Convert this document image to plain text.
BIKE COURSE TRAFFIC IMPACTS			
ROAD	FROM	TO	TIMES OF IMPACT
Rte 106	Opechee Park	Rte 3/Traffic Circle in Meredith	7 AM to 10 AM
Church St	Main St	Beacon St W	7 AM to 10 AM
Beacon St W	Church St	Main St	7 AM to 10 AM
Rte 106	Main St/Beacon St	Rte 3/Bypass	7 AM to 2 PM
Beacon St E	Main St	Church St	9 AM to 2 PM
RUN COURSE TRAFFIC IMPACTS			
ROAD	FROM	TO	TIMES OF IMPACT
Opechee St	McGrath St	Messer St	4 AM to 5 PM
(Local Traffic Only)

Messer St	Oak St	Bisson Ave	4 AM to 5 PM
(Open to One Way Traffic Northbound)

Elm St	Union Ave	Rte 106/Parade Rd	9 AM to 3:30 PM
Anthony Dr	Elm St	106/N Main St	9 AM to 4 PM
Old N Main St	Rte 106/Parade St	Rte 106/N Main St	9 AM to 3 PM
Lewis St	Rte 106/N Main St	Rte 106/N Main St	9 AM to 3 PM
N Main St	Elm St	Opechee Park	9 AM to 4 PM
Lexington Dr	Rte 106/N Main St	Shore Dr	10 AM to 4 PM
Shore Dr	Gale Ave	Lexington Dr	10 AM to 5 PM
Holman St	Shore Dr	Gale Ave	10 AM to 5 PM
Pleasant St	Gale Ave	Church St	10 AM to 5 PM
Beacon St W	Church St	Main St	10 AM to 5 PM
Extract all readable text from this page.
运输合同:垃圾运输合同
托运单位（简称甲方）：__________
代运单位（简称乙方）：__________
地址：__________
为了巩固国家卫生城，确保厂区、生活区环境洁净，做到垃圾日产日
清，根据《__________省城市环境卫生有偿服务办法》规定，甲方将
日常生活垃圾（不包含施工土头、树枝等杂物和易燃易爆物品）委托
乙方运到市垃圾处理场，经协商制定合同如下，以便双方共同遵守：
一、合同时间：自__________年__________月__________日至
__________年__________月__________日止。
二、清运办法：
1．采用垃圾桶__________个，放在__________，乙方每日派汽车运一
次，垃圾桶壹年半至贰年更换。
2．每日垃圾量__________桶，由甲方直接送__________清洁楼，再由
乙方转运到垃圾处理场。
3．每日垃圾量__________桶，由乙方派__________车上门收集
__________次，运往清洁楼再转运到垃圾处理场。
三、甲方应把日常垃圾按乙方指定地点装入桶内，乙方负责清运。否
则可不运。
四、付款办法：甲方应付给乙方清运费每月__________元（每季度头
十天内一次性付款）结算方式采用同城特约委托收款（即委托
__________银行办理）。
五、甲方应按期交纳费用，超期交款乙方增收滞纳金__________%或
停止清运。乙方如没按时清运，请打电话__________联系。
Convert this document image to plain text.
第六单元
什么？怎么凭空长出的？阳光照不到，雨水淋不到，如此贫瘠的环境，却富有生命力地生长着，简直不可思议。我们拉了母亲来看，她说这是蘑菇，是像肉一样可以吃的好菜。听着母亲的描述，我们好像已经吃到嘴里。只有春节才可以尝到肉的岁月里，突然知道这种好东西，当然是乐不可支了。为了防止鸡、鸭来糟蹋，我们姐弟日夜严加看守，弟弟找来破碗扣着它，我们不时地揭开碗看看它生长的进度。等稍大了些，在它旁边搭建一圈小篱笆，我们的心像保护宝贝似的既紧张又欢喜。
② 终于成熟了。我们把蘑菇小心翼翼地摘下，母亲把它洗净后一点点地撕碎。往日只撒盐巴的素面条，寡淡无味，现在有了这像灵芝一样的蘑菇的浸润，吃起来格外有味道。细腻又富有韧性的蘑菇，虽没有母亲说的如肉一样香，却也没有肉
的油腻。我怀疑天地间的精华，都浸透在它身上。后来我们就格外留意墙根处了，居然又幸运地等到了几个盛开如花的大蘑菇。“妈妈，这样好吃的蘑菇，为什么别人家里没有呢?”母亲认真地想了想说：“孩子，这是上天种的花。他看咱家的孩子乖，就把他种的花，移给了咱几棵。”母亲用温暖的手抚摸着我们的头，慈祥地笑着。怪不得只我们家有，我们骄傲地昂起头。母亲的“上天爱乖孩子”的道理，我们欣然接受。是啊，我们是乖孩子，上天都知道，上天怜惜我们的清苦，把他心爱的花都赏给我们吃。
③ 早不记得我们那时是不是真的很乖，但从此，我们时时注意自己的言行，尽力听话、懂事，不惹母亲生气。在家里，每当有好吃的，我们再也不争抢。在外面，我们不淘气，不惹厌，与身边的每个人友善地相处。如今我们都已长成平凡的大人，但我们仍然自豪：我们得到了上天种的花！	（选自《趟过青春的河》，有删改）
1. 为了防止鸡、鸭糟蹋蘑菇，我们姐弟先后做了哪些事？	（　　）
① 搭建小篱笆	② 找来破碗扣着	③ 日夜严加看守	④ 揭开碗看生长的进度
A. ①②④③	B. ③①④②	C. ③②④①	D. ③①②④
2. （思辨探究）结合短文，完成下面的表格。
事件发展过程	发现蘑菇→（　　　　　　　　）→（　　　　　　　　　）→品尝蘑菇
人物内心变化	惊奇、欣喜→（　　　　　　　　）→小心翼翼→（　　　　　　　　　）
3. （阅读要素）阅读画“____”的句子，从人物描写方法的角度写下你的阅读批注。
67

**Task requirements**. Extract every entry above as it appears.

**Output of the exercise**.
Convert this document image to plain text.
BIKE COURSE TRAFFIC IMPACTS			
ROAD	FROM	TO	TIMES OF IMPACT
Rte 106	Opechee Park	Rte 3/Traffic Circle in Meredith	7 AM to 10 AM
Church St	Main St	Beacon St W	7 AM to 10 AM
Beacon St W	Church St	Main St	7 AM to 10 AM
Rte 106	Main St/Beacon St	Rte 3/Bypass	7 AM to 2 PM
Beacon St E	Main St	Church St	9 AM to 2 PM
RUN COURSE TRAFFIC IMPACTS			
ROAD	FROM	TO	TIMES OF IMPACT
Opechee St	McGrath St	Messer St	4 AM to 5 PM
(Local Traffic Only)

Messer St	Oak St	Bisson Ave	4 AM to 5 PM
(Open to One Way Traffic Northbound)

Elm St	Union Ave	Rte 106/Parade Rd	9 AM to 3:30 PM
Anthony Dr	Elm St	106/N Main St	9 AM to 4 PM
Old N Main St	Rte 106/Parade St	Rte 106/N Main St	9 AM to 3 PM
Lewis St	Rte 106/N Main St	Rte 106/N Main St	9 AM to 3 PM
N Main St	Elm St	Opechee Park	9 AM to 4 PM
Lexington Dr	Rte 106/N Main St	Shore Dr	10 AM to 4 PM
Shore Dr	Gale Ave	Lexington Dr	10 AM to 5 PM
Holman St	Shore Dr	Gale Ave	10 AM to 5 PM
Pleasant St	Gale Ave	Church St	10 AM to 5 PM
Beacon St W	Church St	Main St	10 AM to 5 PM
Extract all readable text from this page.
运输合同:垃圾运输合同
托运单位（简称甲方）：__________
代运单位（简称乙方）：__________
地址：__________
为了巩固国家卫生城，确保厂区、生活区环境洁净，做到垃圾日产日
清，根据《__________省城市环境卫生有偿服务办法》规定，甲方将
日常生活垃圾（不包含施工土头、树枝等杂物和易燃易爆物品）委托
乙方运到市垃圾处理场，经协商制定合同如下，以便双方共同遵守：
一、合同时间：自__________年__________月__________日至
__________年__________月__________日止。
二、清运办法：
1．采用垃圾桶__________个，放在__________，乙方每日派汽车运一
次，垃圾桶壹年半至贰年更换。
2．每日垃圾量__________桶，由甲方直接送__________清洁楼，再由
乙方转运到垃圾处理场。
3．每日垃圾量__________桶，由乙方派__________车上门收集
__________次，运往清洁楼再转运到垃圾处理场。
三、甲方应把日常垃圾按乙方指定地点装入桶内，乙方负责清运。否
则可不运。
四、付款办法：甲方应付给乙方清运费每月__________元（每季度头
十天内一次性付款）结算方式采用同城特约委托收款（即委托
__________银行办理）。
五、甲方应按期交纳费用，超期交款乙方增收滞纳金__________%或
停止清运。乙方如没按时清运，请打电话__________联系。
Convert this document image to plain text.
第六单元
什么？怎么凭空长出的？阳光照不到，雨水淋不到，如此贫瘠的环境，却富有生命力地生长着，简直不可思议。我们拉了母亲来看，她说这是蘑菇，是像肉一样可以吃的好菜。听着母亲的描述，我们好像已经吃到嘴里。只有春节才可以尝到肉的岁月里，突然知道这种好东西，当然是乐不可支了。为了防止鸡、鸭来糟蹋，我们姐弟日夜严加看守，弟弟找来破碗扣着它，我们不时地揭开碗看看它生长的进度。等稍大了些，在它旁边搭建一圈小篱笆，我们的心像保护宝贝似的既紧张又欢喜。
② 终于成熟了。我们把蘑菇小心翼翼地摘下，母亲把它洗净后一点点地撕碎。往日只撒盐巴的素面条，寡淡无味，现在有了这像灵芝一样的蘑菇的浸润，吃起来格外有味道。细腻又富有韧性的蘑菇，虽没有母亲说的如肉一样香，却也没有肉
的油腻。我怀疑天地间的精华，都浸透在它身上。后来我们就格外留意墙根处了，居然又幸运地等到了几个盛开如花的大蘑菇。“妈妈，这样好吃的蘑菇，为什么别人家里没有呢?”母亲认真地想了想说：“孩子，这是上天种的花。他看咱家的孩子乖，就把他种的花，移给了咱几棵。”母亲用温暖的手抚摸着我们的头，慈祥地笑着。怪不得只我们家有，我们骄傲地昂起头。母亲的“上天爱乖孩子”的道理，我们欣然接受。是啊，我们是乖孩子，上天都知道，上天怜惜我们的清苦，把他心爱的花都赏给我们吃。
③ 早不记得我们那时是不是真的很乖，但从此，我们时时注意自己的言行，尽力听话、懂事，不惹母亲生气。在家里，每当有好吃的，我们再也不争抢。在外面，我们不淘气，不惹厌，与身边的每个人友善地相处。如今我们都已长成平凡的大人，但我们仍然自豪：我们得到了上天种的花！	（选自《趟过青春的河》，有删改）
1. 为了防止鸡、鸭糟蹋蘑菇，我们姐弟先后做了哪些事？	（　　）
① 搭建小篱笆	② 找来破碗扣着	③ 日夜严加看守	④ 揭开碗看生长的进度
A. ①②④③	B. ③①④②	C. ③②④①	D. ③①②④
2. （思辨探究）结合短文，完成下面的表格。
事件发展过程	发现蘑菇→（　　　　　　　　）→（　　　　　　　　　）→品尝蘑菇
人物内心变化	惊奇、欣喜→（　　　　　　　　）→小心翼翼→（　　　　　　　　　）
3. （阅读要素）阅读画“____”的句子，从人物描写方法的角度写下你的阅读批注。
67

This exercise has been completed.